Data listing —
%%

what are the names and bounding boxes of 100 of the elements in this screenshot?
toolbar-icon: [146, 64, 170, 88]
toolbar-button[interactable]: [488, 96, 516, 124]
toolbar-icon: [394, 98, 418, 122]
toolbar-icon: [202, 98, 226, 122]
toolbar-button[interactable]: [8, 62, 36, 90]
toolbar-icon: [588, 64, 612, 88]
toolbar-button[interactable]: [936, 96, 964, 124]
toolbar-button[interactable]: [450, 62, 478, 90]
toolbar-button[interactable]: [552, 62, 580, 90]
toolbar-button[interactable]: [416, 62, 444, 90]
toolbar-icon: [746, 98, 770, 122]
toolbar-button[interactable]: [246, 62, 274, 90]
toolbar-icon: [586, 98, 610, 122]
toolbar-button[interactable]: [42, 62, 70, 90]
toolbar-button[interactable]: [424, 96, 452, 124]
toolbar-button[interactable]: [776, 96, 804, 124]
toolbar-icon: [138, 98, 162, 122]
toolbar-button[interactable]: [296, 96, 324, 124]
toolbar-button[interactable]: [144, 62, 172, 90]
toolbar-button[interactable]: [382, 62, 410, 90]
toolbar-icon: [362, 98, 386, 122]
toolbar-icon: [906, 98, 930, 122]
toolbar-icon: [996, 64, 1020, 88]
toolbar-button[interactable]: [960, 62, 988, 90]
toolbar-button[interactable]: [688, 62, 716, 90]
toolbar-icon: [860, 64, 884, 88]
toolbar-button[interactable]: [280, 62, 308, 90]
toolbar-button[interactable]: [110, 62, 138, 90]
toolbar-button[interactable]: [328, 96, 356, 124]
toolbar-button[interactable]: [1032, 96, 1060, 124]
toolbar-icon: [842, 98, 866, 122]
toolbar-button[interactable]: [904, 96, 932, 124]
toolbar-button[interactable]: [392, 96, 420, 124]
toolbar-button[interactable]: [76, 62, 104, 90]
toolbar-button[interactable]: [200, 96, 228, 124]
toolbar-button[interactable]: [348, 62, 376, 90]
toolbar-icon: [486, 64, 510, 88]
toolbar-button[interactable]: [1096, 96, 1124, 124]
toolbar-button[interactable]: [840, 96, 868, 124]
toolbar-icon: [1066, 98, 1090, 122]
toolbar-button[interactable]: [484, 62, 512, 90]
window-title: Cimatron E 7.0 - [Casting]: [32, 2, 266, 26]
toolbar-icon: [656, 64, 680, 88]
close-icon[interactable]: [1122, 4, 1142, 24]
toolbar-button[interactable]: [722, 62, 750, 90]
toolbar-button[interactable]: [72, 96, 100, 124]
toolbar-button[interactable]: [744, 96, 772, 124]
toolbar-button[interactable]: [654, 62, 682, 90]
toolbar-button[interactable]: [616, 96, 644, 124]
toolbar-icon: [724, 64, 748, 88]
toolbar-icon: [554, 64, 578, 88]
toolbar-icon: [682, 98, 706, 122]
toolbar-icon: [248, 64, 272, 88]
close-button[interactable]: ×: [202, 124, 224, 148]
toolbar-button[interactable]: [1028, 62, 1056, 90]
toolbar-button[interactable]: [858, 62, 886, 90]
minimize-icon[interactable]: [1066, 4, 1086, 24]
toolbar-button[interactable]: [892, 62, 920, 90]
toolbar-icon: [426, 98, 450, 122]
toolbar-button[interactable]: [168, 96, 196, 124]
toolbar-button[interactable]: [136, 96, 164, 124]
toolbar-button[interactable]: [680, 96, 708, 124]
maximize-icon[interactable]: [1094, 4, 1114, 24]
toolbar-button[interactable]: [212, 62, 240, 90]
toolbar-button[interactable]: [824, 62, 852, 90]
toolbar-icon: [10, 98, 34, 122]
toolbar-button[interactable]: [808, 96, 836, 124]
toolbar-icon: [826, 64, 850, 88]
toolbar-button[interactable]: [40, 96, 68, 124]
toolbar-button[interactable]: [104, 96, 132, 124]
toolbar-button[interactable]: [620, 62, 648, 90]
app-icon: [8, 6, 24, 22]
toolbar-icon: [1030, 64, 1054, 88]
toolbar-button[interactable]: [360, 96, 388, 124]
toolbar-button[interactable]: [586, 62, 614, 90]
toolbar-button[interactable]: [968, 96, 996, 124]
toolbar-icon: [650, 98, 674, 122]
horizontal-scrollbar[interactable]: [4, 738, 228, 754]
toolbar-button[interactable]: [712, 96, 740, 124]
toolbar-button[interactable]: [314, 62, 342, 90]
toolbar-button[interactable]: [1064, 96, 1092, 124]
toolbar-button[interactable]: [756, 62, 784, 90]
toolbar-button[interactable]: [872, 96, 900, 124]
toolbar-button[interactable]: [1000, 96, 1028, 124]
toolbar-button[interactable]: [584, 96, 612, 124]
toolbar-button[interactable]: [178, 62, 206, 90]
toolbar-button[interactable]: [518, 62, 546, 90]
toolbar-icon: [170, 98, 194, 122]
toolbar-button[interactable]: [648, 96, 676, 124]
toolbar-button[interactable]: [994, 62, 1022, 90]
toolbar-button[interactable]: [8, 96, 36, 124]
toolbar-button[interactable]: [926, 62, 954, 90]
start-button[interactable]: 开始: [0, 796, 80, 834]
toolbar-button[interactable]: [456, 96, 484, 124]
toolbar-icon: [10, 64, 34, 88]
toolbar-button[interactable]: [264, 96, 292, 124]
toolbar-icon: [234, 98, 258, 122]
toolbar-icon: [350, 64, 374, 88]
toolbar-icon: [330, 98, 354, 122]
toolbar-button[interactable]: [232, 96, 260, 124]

%%

TASK INSTRUCTIONS — Copy the material word for word, from its first line through the line containing "toolbar-button[interactable]: [484, 62, 512, 90]", including both of those lines.

RESPONSE —
what are the names and bounding boxes of 100 of the elements in this screenshot?
toolbar-icon: [146, 64, 170, 88]
toolbar-button[interactable]: [488, 96, 516, 124]
toolbar-icon: [394, 98, 418, 122]
toolbar-icon: [202, 98, 226, 122]
toolbar-button[interactable]: [8, 62, 36, 90]
toolbar-icon: [588, 64, 612, 88]
toolbar-button[interactable]: [936, 96, 964, 124]
toolbar-button[interactable]: [450, 62, 478, 90]
toolbar-button[interactable]: [552, 62, 580, 90]
toolbar-button[interactable]: [416, 62, 444, 90]
toolbar-icon: [746, 98, 770, 122]
toolbar-button[interactable]: [246, 62, 274, 90]
toolbar-icon: [586, 98, 610, 122]
toolbar-button[interactable]: [42, 62, 70, 90]
toolbar-button[interactable]: [424, 96, 452, 124]
toolbar-button[interactable]: [776, 96, 804, 124]
toolbar-icon: [138, 98, 162, 122]
toolbar-button[interactable]: [296, 96, 324, 124]
toolbar-button[interactable]: [144, 62, 172, 90]
toolbar-button[interactable]: [382, 62, 410, 90]
toolbar-icon: [362, 98, 386, 122]
toolbar-icon: [906, 98, 930, 122]
toolbar-icon: [996, 64, 1020, 88]
toolbar-button[interactable]: [960, 62, 988, 90]
toolbar-button[interactable]: [688, 62, 716, 90]
toolbar-icon: [860, 64, 884, 88]
toolbar-button[interactable]: [280, 62, 308, 90]
toolbar-button[interactable]: [110, 62, 138, 90]
toolbar-button[interactable]: [328, 96, 356, 124]
toolbar-button[interactable]: [1032, 96, 1060, 124]
toolbar-icon: [842, 98, 866, 122]
toolbar-button[interactable]: [904, 96, 932, 124]
toolbar-button[interactable]: [392, 96, 420, 124]
toolbar-button[interactable]: [76, 62, 104, 90]
toolbar-button[interactable]: [200, 96, 228, 124]
toolbar-button[interactable]: [348, 62, 376, 90]
toolbar-icon: [486, 64, 510, 88]
toolbar-button[interactable]: [1096, 96, 1124, 124]
toolbar-button[interactable]: [840, 96, 868, 124]
toolbar-icon: [1066, 98, 1090, 122]
toolbar-button[interactable]: [484, 62, 512, 90]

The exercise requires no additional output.